## What needs to be done:
Exact repetition is required: output every record in full.

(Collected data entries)
* Start *

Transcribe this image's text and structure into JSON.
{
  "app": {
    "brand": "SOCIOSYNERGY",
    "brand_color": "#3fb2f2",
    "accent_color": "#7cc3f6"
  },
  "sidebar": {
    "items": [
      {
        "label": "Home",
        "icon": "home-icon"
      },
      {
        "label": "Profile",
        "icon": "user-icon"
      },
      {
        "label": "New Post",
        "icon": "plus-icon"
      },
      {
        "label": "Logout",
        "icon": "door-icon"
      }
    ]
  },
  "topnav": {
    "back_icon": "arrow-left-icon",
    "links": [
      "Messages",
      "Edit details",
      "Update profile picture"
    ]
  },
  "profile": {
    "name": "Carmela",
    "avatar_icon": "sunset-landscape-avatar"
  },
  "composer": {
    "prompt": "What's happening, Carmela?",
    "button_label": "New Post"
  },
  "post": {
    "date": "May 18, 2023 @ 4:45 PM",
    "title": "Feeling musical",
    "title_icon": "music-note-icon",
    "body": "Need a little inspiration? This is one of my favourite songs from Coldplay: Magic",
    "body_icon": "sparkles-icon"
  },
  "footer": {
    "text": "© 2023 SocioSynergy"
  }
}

* End *

## Exercise solution:
Transcribe this image's text and structure into JSON.
{
  "app": {
    "brand": "SOCIOSYNERGY",
    "brand_color": "#3fb2f2",
    "accent_color": "#7cc3f6"
  },
  "sidebar": {
    "items": [
      {
        "label": "Home",
        "icon": "home-icon"
      },
      {
        "label": "Profile",
        "icon": "user-icon"
      },
      {
        "label": "New Post",
        "icon": "plus-icon"
      },
      {
        "label": "Logout",
        "icon": "door-icon"
      }
    ]
  },
  "topnav": {
    "back_icon": "arrow-left-icon",
    "links": [
      "Messages",
      "Edit details",
      "Update profile picture"
    ]
  },
  "profile": {
    "name": "Carmela",
    "avatar_icon": "sunset-landscape-avatar"
  },
  "composer": {
    "prompt": "What's happening, Carmela?",
    "button_label": "New Post"
  },
  "post": {
    "date": "May 18, 2023 @ 4:45 PM",
    "title": "Feeling musical",
    "title_icon": "music-note-icon",
    "body": "Need a little inspiration? This is one of my favourite songs from Coldplay: Magic",
    "body_icon": "sparkles-icon"
  },
  "footer": {
    "text": "© 2023 SocioSynergy"
  }
}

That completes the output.